▶ WHAT THE TASK ASKS
Copy out all lines carrying the word "name".

▶ RECORDS SUPPLIED

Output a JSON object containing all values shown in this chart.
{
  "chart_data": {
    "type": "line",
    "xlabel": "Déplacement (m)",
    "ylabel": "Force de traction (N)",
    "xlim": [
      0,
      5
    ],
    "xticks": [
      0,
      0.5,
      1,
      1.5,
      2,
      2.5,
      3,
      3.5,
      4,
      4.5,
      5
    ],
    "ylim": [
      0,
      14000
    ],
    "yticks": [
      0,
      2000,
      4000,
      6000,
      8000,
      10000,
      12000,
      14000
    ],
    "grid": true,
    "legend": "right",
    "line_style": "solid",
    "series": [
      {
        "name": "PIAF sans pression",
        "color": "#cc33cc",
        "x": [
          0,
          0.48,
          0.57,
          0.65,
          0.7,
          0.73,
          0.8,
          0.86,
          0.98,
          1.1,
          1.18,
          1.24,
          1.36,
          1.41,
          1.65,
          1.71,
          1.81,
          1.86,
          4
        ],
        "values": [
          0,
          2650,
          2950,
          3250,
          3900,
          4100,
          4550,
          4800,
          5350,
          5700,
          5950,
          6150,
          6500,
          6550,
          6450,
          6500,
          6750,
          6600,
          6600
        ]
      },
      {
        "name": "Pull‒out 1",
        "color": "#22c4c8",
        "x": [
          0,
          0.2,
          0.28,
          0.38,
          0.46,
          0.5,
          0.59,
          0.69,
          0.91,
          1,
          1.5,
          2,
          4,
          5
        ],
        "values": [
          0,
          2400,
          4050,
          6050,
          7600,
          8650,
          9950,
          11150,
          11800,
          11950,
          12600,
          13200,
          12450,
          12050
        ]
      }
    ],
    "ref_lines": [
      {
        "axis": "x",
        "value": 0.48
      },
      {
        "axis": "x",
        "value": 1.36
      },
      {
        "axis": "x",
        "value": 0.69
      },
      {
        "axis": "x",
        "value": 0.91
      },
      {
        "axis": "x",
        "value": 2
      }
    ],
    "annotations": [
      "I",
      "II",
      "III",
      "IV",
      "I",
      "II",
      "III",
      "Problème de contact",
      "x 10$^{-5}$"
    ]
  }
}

▶ RESULT OF THIS EXERCISE
        "name": "PIAF sans pression",
        "name": "Pull‒out 1",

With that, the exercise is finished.